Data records
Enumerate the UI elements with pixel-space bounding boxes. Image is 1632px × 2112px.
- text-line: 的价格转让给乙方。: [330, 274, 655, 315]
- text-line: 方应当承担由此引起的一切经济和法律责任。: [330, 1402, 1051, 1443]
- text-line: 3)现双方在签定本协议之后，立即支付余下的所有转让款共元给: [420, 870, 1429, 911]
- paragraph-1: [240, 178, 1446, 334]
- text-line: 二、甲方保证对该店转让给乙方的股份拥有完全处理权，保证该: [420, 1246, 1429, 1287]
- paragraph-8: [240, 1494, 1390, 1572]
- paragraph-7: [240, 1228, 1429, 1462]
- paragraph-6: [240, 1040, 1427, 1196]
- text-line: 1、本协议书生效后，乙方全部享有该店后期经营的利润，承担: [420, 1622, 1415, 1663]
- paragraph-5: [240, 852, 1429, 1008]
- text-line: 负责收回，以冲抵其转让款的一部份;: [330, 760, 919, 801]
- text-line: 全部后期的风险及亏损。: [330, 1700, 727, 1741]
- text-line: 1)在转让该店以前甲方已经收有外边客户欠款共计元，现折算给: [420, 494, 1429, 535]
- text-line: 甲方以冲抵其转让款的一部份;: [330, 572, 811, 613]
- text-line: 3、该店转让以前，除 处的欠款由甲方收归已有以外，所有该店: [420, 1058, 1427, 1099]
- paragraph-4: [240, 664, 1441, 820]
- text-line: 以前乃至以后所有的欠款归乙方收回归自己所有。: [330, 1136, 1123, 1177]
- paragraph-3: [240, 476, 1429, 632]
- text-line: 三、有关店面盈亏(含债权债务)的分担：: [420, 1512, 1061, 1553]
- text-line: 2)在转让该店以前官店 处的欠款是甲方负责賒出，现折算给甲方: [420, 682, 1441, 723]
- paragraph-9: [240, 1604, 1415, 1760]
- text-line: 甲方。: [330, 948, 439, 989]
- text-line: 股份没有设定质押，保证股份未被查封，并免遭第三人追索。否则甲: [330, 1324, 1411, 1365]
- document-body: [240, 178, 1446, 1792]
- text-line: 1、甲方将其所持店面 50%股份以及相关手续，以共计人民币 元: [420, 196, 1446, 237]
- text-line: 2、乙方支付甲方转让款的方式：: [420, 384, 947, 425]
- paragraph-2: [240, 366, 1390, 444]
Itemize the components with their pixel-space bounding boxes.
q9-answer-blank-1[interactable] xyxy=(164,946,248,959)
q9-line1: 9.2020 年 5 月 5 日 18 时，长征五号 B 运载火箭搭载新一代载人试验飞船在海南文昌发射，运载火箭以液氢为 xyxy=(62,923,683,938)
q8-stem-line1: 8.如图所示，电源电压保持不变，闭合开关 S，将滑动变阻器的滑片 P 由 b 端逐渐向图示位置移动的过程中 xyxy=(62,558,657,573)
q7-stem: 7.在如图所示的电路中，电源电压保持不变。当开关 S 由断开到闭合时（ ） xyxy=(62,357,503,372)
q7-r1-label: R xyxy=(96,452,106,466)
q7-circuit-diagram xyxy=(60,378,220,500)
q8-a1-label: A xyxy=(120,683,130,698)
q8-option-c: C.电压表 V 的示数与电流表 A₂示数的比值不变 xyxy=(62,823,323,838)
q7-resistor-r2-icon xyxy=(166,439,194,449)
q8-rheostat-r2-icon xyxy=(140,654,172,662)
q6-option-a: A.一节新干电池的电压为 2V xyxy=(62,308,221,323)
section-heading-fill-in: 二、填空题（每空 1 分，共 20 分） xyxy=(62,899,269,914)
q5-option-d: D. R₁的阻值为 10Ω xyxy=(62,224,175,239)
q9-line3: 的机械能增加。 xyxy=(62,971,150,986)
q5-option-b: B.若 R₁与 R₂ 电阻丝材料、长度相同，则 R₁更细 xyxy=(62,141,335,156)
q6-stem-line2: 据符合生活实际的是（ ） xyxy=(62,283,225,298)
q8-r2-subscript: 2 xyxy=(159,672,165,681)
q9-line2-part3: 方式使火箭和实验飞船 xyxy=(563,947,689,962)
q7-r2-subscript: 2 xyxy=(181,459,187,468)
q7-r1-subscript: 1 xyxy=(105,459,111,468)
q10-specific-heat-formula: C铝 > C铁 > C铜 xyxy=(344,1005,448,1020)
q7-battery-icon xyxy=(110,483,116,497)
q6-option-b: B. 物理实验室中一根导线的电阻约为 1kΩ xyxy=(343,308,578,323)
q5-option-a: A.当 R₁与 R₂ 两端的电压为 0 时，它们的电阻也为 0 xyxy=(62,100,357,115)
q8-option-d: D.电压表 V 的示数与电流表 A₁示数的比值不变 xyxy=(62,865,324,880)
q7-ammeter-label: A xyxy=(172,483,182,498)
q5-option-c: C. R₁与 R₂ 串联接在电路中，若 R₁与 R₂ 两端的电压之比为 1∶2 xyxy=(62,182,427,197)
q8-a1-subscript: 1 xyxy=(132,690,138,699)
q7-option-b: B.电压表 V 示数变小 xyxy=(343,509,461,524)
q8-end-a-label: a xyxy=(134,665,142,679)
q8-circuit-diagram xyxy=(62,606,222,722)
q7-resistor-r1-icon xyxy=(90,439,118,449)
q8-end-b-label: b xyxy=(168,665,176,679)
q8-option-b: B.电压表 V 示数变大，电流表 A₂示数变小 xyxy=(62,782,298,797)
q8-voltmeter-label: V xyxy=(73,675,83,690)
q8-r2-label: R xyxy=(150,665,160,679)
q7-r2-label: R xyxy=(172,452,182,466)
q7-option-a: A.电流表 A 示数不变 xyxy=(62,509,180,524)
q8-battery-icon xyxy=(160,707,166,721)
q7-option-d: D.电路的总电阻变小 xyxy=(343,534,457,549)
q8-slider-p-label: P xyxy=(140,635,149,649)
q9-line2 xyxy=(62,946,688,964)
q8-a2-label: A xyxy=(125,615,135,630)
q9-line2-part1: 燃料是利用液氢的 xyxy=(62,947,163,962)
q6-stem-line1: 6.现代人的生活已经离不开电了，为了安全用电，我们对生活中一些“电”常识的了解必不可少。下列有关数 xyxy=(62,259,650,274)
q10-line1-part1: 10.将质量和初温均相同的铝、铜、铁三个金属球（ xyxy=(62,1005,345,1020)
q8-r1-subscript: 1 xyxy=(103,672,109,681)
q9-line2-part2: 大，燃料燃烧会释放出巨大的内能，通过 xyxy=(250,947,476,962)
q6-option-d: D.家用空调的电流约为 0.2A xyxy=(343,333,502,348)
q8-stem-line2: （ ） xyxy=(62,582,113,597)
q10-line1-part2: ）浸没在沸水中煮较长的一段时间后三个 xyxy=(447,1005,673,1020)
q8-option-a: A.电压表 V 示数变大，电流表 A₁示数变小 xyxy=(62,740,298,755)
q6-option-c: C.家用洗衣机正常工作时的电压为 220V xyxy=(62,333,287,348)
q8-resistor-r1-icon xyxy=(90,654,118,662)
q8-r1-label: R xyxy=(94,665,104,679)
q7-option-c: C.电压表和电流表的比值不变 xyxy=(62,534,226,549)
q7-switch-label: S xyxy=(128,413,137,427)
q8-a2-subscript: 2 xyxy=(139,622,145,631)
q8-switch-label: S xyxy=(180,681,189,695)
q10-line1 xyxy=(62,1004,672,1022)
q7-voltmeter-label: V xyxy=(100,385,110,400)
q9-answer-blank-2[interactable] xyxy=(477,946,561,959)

## SHORT TASK:
Switch "pixel-space" to "pixel-coordinate" in the entries, starting with the first line and going on through the line with "- paragraph-5: [240, 852, 1429, 1008]". Give only those lines, with everything else unchanged.

## EXERCISE ANSWER:
Enumerate the UI elements with pixel-coordinate bounding boxes. Image is 1632px × 2112px.
- text-line: 的价格转让给乙方。: [330, 274, 655, 315]
- text-line: 方应当承担由此引起的一切经济和法律责任。: [330, 1402, 1051, 1443]
- text-line: 3)现双方在签定本协议之后，立即支付余下的所有转让款共元给: [420, 870, 1429, 911]
- paragraph-1: [240, 178, 1446, 334]
- text-line: 二、甲方保证对该店转让给乙方的股份拥有完全处理权，保证该: [420, 1246, 1429, 1287]
- paragraph-8: [240, 1494, 1390, 1572]
- paragraph-7: [240, 1228, 1429, 1462]
- paragraph-6: [240, 1040, 1427, 1196]
- text-line: 1、本协议书生效后，乙方全部享有该店后期经营的利润，承担: [420, 1622, 1415, 1663]
- paragraph-5: [240, 852, 1429, 1008]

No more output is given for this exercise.